## begin Passage provided

2006-03-28 Thread Jason Stephenson

Paul Lussier wrote:


Errr, no, just the opposite actually.  Trying to *prevent* routing
from a very existent router :)


Sounds to me like what you really need is a router with VLAN capability. 
If I understand correctly, it sounds like you're trying to implement VLANs.


Your setup actually sounds very similar to something that we're 
designing for all the libraries in our consortium. Right now, each site 
has a Class C (/24) on a 10.10.*. In the near future, we plan to 
implement each site having a Class B (/16) with different class Cs for 
each VLAN. For example, if a site is now on 10.10.32.0, it will move to 
10.32.0.0 with something like 10.32.0.0/24 reserved for network 
equipment, 10.32.10.0/24 for the staff, 10.32.20.0/24 for the public, 
10.32.30.0/24 for staff wireless, 10.32.40.0/24 for public wireless, 
etc.--The Dracut Public Library will be our first test case, since 
they're moving (back) into their renovated building next month.

## end Passage provided
## begin Entries provided

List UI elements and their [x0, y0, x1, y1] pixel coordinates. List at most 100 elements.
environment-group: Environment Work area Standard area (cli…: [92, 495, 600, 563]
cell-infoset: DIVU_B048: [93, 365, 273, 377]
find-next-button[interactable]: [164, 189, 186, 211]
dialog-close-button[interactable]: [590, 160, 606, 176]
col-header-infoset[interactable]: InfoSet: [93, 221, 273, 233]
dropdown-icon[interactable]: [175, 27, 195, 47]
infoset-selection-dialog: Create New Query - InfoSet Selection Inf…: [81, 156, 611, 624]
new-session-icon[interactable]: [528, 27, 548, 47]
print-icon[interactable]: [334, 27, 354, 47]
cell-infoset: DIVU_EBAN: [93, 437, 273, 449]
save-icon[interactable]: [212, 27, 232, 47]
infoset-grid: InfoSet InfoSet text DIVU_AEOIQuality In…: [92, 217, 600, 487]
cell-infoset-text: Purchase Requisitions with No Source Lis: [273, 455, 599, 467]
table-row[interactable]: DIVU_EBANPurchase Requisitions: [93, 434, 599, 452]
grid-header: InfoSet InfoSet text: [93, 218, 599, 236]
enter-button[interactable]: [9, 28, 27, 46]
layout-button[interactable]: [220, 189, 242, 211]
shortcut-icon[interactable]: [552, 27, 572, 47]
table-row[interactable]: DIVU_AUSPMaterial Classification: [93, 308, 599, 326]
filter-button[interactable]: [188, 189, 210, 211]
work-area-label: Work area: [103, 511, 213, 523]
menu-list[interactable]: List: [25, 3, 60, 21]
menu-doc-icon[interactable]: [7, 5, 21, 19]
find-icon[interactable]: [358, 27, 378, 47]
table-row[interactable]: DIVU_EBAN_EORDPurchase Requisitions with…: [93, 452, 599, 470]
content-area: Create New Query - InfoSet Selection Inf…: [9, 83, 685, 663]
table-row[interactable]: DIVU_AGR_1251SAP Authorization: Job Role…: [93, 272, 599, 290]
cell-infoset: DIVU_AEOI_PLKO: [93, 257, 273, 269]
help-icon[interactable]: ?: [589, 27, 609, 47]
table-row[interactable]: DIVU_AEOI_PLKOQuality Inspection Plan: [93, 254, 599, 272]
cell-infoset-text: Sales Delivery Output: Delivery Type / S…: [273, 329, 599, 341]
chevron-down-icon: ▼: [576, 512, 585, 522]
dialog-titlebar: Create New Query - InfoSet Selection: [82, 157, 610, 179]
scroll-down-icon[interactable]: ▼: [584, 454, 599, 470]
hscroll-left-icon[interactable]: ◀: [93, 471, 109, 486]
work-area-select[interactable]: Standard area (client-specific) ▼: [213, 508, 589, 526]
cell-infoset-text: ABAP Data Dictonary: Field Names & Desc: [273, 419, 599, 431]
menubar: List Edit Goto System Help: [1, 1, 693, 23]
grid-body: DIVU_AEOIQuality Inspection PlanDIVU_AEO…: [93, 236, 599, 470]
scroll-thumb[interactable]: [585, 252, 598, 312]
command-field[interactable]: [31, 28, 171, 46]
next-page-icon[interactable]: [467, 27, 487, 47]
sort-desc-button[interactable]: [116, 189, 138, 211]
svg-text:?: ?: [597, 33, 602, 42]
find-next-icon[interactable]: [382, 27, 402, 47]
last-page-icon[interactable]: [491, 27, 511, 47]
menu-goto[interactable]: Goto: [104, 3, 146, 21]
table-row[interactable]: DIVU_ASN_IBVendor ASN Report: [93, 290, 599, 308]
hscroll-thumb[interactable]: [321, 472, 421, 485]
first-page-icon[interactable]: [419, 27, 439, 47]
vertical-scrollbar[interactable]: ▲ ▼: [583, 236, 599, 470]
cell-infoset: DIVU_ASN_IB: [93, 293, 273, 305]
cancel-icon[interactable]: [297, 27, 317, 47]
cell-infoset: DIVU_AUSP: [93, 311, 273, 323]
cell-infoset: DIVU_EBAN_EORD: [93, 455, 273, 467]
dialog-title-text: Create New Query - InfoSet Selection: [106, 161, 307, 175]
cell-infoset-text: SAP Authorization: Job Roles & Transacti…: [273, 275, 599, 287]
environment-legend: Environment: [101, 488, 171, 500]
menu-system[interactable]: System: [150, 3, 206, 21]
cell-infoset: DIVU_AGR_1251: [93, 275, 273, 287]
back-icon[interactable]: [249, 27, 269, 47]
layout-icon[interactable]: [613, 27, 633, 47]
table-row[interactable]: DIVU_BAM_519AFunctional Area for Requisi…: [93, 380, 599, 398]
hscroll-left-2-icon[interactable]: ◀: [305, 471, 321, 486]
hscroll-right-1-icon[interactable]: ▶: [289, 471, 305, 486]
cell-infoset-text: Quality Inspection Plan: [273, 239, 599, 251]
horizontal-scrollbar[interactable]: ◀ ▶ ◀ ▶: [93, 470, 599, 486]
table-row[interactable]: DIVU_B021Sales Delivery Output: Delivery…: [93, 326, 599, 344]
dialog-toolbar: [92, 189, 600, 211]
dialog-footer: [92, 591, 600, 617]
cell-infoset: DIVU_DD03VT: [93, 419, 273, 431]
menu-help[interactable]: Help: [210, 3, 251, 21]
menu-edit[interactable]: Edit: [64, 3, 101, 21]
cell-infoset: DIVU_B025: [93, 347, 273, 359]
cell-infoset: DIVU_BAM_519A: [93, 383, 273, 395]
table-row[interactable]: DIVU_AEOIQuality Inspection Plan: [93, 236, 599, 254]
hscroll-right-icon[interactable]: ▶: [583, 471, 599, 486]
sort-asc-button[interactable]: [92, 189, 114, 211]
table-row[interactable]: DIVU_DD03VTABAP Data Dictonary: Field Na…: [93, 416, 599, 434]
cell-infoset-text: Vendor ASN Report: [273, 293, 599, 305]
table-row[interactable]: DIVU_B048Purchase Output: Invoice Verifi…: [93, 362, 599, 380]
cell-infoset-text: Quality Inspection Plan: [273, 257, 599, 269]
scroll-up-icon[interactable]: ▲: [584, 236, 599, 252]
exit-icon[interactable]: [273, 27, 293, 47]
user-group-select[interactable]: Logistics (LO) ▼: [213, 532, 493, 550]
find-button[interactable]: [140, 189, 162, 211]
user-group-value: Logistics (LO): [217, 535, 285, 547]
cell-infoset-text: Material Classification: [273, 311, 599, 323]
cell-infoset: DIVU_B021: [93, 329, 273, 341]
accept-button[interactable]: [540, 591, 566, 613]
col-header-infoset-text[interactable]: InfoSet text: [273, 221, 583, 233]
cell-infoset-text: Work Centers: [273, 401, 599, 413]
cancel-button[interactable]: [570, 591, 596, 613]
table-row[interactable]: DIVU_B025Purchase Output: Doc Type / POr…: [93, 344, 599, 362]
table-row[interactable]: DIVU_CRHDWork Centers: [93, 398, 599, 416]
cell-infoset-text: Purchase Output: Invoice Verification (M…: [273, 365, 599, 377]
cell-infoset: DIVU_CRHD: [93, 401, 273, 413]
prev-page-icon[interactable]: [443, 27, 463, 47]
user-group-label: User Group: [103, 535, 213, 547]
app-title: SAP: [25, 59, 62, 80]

## end Entries provided

▶ Work instructions:
1/ Set down the portion of the message about VLAN planning that begins at the words "If I understand" and stops after the words "building next month.".
2/ Recast the records as a numbered list with blank lines omitted, running from the start of the records through the line that contains "cell-infoset-text: Purchase Requisitions", and include only those lines.
The text and the records were taken from separate, unrelated sources.

▶ Full solutions:
1/
If I understand correctly, it sounds like you're trying to implement VLANs.


Your setup actually sounds very similar to something that we're 
designing for all the libraries in our consortium. Right now, each site 
has a Class C (/24) on a 10.10.*. In the near future, we plan to 
implement each site having a Class B (/16) with different class Cs for 
each VLAN. For example, if a site is now on 10.10.32.0, it will move to 
10.32.0.0 with something like 10.32.0.0/24 reserved for network 
equipment, 10.32.10.0/24 for the staff, 10.32.20.0/24 for the public, 
10.32.30.0/24 for staff wireless, 10.32.40.0/24 for public wireless, 
etc.--The Dracut Public Library will be our first test case, since 
they're moving (back) into their renovated building next month.

2/
1. List UI elements and their [x0, y0, x1, y1] pixel coordinates. List at most 100 elements.
2. environment-group: Environment Work area Standard area (cli…: [92, 495, 600, 563]
3. cell-infoset: DIVU_B048: [93, 365, 273, 377]
4. find-next-button[interactable]: [164, 189, 186, 211]
5. dialog-close-button[interactable]: [590, 160, 606, 176]
6. col-header-infoset[interactable]: InfoSet: [93, 221, 273, 233]
7. dropdown-icon[interactable]: [175, 27, 195, 47]
8. infoset-selection-dialog: Create New Query - InfoSet Selection Inf…: [81, 156, 611, 624]
9. new-session-icon[interactable]: [528, 27, 548, 47]
10. print-icon[interactable]: [334, 27, 354, 47]
11. cell-infoset: DIVU_EBAN: [93, 437, 273, 449]
12. save-icon[interactable]: [212, 27, 232, 47]
13. infoset-grid: InfoSet InfoSet text DIVU_AEOIQuality In…: [92, 217, 600, 487]
14. cell-infoset-text: Purchase Requisitions with No Source Lis: [273, 455, 599, 467]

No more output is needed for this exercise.